** Start of DATA **

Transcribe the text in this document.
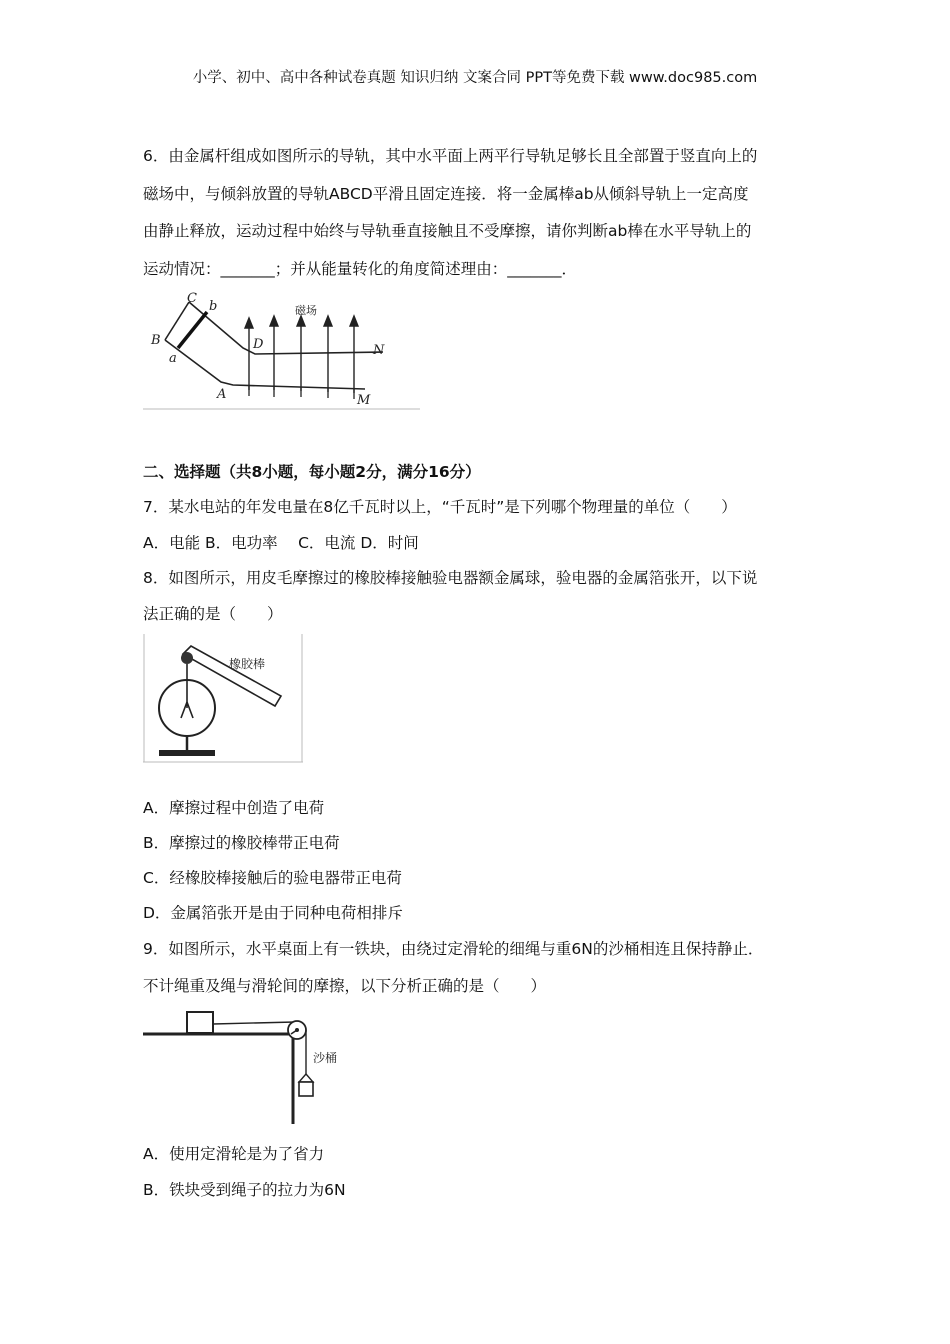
小学、初中、高中各种试卷真题 知识归纳 文案合同 PPT等免费下载 www.doc985.com
6．由金属杆组成如图所示的导轨，其中水平面上两平行导轨足够长且全部置于竖直向上的
磁场中，与倾斜放置的导轨ABCD平滑且固定连接．将一金属棒ab从倾斜导轨上一定高度
由静止释放，运动过程中始终与导轨垂直接触且不受摩擦，请你判断ab棒在水平导轨上的
运动情况：_______；并从能量转化的角度简述理由：_______．
C
b
B
a
D	N
A	M
磁场
二、选择题（共8小题，每小题2分，满分16分）
7．某水电站的年发电量在8亿千瓦时以上，“千瓦时”是下列哪个物理量的单位（　　）
A．电能 B．电功率　 C．电流 D．时间
8．如图所示，用皮毛摩擦过的橡胶棒接触验电器额金属球，验电器的金属箔张开，以下说
法正确的是（　　）
橡胶棒
A．摩擦过程中创造了电荷
B．摩擦过的橡胶棒带正电荷
C．经橡胶棒接触后的验电器带正电荷
D．金属箔张开是由于同种电荷相排斥
9．如图所示，水平桌面上有一铁块，由绕过定滑轮的细绳与重6N的沙桶相连且保持静止．
不计绳重及绳与滑轮间的摩擦，以下分析正确的是（　　）
沙桶
A．使用定滑轮是为了省力
B．铁块受到绳子的拉力为6N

** End of DATA **

*WHAT THE TASK ASKS*: Using the material above, set down every line exactly, but skip the pictures.

*THE REPLY*:
Transcribe the text in this document.
小学、初中、高中各种试卷真题 知识归纳 文案合同 PPT等免费下载 www.doc985.com
6．由金属杆组成如图所示的导轨，其中水平面上两平行导轨足够长且全部置于竖直向上的
磁场中，与倾斜放置的导轨ABCD平滑且固定连接．将一金属棒ab从倾斜导轨上一定高度
由静止释放，运动过程中始终与导轨垂直接触且不受摩擦，请你判断ab棒在水平导轨上的
运动情况：_______；并从能量转化的角度简述理由：_______．
C
b
B
a
D	N
A	M
磁场
二、选择题（共8小题，每小题2分，满分16分）
7．某水电站的年发电量在8亿千瓦时以上，“千瓦时”是下列哪个物理量的单位（　　）
A．电能 B．电功率　 C．电流 D．时间
8．如图所示，用皮毛摩擦过的橡胶棒接触验电器额金属球，验电器的金属箔张开，以下说
法正确的是（　　）
橡胶棒
A．摩擦过程中创造了电荷
B．摩擦过的橡胶棒带正电荷
C．经橡胶棒接触后的验电器带正电荷
D．金属箔张开是由于同种电荷相排斥
9．如图所示，水平桌面上有一铁块，由绕过定滑轮的细绳与重6N的沙桶相连且保持静止．
不计绳重及绳与滑轮间的摩擦，以下分析正确的是（　　）
沙桶
A．使用定滑轮是为了省力
B．铁块受到绳子的拉力为6N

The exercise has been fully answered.